## Work to be completed
Wherever "Święta" appears in a line, list that line.

(Dataset excerpt)
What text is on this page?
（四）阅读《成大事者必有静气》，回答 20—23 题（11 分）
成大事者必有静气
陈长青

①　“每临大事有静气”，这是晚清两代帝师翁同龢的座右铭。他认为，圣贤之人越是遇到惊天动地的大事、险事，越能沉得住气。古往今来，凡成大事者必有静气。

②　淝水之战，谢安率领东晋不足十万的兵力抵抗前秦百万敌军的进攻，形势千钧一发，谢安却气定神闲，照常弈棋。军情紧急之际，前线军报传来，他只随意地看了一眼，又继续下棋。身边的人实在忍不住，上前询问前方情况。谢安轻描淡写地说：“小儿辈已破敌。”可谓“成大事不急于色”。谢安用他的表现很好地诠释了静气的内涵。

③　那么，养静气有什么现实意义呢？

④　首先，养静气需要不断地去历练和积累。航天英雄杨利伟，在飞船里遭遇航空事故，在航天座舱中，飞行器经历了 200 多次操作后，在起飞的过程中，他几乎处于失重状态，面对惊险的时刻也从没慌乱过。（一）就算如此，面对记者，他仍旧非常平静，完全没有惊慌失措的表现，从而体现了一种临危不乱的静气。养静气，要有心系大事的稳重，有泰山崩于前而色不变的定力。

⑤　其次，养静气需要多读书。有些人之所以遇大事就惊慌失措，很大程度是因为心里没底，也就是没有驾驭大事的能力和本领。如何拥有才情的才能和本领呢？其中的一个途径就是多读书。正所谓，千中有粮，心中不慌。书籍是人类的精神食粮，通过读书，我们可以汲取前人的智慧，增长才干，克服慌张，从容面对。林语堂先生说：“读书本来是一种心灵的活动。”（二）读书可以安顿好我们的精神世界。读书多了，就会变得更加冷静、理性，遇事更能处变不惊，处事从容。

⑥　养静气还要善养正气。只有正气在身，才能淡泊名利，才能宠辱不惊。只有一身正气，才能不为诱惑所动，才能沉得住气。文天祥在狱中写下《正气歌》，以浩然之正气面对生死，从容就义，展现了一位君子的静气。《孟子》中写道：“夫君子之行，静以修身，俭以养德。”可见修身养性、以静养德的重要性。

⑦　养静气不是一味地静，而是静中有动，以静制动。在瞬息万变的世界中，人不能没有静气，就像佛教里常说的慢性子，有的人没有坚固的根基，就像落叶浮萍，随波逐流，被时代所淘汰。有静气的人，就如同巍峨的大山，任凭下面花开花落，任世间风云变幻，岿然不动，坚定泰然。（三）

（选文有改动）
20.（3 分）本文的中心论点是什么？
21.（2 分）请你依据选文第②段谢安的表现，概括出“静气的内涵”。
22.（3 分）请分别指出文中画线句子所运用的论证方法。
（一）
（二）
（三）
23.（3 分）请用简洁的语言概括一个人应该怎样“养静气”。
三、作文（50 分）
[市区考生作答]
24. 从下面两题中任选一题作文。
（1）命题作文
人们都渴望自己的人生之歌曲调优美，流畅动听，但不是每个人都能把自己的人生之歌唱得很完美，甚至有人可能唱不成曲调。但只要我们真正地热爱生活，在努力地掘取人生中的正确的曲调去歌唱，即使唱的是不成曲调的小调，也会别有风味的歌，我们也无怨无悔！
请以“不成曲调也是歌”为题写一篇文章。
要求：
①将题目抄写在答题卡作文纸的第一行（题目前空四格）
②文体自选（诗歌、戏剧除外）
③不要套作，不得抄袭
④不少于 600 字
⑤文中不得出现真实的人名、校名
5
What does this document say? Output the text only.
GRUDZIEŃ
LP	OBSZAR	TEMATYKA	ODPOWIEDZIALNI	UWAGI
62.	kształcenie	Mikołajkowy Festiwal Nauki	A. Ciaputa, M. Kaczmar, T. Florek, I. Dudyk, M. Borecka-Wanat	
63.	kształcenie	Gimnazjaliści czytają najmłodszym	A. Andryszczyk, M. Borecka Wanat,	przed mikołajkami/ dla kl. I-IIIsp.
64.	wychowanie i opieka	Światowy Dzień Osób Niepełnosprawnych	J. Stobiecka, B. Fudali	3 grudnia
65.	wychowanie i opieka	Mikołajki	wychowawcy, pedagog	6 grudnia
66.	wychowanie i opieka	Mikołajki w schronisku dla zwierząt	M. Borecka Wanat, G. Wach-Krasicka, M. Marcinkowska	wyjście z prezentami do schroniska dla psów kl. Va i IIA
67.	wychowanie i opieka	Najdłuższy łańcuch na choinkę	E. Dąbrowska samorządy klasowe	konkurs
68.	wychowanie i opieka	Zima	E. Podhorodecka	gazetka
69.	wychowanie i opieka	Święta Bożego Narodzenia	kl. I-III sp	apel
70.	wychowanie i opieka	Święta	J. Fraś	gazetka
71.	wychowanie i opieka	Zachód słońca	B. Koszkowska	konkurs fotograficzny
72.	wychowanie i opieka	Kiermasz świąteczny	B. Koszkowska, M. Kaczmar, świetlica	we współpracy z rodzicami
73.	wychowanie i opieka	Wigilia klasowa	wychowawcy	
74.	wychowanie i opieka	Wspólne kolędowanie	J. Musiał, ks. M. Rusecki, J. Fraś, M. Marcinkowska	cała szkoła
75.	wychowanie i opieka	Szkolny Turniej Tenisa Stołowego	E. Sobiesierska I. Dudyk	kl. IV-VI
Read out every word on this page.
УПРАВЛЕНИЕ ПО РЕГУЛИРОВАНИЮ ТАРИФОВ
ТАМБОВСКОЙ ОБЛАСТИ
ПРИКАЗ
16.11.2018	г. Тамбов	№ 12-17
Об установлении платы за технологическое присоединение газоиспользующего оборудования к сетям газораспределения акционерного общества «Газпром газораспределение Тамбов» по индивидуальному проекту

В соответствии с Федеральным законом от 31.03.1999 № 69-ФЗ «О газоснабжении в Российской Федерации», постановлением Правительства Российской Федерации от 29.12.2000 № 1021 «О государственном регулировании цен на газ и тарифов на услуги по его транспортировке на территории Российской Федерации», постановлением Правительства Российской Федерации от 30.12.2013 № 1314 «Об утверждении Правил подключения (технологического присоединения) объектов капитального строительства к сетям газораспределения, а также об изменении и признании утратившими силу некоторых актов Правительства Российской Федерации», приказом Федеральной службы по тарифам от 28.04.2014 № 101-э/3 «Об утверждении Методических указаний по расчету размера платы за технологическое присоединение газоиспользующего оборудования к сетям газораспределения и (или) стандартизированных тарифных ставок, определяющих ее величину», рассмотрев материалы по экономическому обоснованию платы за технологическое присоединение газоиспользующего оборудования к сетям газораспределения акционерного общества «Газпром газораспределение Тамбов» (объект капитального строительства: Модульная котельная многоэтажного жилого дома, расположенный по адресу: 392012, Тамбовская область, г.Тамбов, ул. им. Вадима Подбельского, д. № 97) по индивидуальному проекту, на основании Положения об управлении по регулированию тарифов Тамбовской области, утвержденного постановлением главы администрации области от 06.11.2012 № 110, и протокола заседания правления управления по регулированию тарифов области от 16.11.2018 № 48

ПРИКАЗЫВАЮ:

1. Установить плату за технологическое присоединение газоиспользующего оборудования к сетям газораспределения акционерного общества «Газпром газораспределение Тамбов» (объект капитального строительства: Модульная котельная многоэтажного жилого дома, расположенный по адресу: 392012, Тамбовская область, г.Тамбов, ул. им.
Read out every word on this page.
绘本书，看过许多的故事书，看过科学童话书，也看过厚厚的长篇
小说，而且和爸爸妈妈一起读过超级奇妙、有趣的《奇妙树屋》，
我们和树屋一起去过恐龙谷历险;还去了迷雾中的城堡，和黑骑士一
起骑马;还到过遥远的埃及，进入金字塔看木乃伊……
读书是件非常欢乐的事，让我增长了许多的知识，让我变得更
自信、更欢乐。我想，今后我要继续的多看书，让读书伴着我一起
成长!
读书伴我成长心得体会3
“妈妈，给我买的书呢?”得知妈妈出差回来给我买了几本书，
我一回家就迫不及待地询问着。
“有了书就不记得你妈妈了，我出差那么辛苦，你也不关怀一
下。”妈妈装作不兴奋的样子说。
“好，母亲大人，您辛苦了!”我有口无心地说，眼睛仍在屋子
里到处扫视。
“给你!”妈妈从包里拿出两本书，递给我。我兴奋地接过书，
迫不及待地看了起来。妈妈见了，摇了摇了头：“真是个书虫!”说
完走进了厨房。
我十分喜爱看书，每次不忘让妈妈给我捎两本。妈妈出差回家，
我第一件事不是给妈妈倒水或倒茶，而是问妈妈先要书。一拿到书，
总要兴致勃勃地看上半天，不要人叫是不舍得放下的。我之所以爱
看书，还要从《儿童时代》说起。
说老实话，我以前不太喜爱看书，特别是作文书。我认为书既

## Response below
69.	wychowanie i opieka	Święta Bożego Narodzenia	kl. I-III sp	apel
70.	wychowanie i opieka	Święta	J. Fraś	gazetka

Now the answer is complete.